GIVEN PROBLEM: Calculate how many lines in the following records hold the word "miles", and report that number without comment.

RECORDS TO USE:
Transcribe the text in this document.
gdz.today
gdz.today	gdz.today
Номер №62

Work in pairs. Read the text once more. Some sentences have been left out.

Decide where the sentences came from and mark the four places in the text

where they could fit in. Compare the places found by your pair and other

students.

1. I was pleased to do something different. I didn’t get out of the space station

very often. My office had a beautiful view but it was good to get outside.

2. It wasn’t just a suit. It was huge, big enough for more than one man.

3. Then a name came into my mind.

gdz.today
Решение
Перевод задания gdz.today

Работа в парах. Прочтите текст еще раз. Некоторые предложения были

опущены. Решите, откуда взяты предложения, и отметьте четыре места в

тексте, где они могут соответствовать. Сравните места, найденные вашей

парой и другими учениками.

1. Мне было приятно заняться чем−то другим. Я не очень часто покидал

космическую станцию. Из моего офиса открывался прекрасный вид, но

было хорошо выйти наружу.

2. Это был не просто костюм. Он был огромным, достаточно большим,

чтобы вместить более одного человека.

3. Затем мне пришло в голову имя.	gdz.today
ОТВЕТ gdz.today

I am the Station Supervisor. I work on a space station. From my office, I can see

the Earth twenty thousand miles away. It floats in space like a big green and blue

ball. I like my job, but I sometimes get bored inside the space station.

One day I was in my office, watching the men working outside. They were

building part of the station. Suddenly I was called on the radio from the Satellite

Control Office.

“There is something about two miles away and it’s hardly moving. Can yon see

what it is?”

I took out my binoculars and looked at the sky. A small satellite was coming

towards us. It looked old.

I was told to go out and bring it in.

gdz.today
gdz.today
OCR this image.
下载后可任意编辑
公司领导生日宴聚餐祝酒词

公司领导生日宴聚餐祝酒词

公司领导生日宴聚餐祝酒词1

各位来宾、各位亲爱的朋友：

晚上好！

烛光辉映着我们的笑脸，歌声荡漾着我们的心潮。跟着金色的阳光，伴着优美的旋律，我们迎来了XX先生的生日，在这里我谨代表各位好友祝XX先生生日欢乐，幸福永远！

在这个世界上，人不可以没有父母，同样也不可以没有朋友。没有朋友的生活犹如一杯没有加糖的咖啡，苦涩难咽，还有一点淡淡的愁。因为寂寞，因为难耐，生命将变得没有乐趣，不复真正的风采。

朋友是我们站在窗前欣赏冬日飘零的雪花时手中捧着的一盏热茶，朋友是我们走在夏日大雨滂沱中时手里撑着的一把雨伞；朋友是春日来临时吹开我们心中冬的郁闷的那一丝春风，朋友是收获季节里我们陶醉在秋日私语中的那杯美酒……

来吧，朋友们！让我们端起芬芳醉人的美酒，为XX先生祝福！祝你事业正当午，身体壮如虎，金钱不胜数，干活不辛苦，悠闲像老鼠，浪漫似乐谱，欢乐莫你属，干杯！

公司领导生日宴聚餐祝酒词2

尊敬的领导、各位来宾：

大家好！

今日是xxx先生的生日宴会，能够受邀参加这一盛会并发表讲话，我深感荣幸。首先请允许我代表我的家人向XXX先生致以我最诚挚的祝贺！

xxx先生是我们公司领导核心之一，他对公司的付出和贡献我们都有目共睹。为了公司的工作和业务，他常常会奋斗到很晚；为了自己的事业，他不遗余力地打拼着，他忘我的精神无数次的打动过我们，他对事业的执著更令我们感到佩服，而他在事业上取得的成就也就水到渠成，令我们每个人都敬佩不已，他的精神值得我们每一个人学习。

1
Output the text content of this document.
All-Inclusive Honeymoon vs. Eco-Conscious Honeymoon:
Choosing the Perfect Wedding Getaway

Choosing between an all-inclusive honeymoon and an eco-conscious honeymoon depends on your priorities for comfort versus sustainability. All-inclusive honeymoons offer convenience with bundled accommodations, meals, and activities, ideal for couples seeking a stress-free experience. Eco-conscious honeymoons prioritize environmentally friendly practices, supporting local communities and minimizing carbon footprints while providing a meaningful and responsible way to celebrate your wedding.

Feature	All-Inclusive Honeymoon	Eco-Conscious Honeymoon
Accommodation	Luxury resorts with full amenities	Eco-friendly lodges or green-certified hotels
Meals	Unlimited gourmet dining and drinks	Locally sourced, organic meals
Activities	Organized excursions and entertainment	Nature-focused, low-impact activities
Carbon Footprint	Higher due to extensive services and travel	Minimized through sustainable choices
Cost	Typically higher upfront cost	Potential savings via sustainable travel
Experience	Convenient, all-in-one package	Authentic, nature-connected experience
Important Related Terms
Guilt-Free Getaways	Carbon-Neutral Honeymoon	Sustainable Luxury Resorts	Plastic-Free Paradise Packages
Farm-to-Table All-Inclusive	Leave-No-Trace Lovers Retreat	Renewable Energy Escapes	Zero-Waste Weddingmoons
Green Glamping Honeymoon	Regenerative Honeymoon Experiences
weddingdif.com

SOLUTION FOR THIS TASK: 2